AIM OF THE EXERCISE:
Return, unchanged, the lines from the start of the records through the line containing "- cell-dk: 6.2: [384, 647, 552, 668]".

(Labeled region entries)
-------

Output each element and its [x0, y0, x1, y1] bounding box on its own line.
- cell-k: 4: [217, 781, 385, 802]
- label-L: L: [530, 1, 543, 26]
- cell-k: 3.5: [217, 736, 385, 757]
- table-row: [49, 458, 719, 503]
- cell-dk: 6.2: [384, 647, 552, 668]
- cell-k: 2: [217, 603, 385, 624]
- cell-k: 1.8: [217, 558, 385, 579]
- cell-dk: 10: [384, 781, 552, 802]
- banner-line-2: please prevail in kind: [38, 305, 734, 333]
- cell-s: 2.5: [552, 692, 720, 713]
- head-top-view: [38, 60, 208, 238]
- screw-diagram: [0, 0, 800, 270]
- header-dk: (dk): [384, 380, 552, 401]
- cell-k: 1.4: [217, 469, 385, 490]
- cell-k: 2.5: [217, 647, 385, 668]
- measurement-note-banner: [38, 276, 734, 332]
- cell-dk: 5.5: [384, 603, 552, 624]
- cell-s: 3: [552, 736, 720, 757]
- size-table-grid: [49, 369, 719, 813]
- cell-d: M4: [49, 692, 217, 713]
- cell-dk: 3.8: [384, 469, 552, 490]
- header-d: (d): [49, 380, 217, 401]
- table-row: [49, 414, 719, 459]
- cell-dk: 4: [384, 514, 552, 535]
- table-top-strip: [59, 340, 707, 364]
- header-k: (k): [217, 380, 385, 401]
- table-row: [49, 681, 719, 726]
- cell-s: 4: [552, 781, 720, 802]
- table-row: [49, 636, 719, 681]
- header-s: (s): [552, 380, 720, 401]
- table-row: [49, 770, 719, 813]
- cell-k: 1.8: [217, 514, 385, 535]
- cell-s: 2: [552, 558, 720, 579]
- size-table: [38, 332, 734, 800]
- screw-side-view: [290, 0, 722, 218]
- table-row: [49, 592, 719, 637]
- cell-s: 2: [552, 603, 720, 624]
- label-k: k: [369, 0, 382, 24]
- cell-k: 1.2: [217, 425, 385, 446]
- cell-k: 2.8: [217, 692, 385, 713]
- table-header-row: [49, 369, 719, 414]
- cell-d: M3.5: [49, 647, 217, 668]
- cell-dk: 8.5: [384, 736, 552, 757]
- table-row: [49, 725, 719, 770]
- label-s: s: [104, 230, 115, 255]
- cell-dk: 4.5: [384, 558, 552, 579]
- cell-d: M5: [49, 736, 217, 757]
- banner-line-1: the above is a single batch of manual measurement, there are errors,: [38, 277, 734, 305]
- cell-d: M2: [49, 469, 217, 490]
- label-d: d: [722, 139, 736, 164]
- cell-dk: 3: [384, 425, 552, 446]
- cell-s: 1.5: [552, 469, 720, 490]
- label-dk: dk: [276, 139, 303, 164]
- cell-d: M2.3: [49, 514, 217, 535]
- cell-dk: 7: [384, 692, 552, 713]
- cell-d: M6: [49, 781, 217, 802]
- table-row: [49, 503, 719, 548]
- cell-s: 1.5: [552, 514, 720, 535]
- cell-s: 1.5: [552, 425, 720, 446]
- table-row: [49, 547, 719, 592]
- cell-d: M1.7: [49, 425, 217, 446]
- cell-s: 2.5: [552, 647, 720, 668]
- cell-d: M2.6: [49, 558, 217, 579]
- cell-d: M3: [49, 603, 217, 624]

-------

WRITTEN SOLUTION:
Output each element and its [x0, y0, x1, y1] bounding box on its own line.
- cell-k: 4: [217, 781, 385, 802]
- label-L: L: [530, 1, 543, 26]
- cell-k: 3.5: [217, 736, 385, 757]
- table-row: [49, 458, 719, 503]
- cell-dk: 6.2: [384, 647, 552, 668]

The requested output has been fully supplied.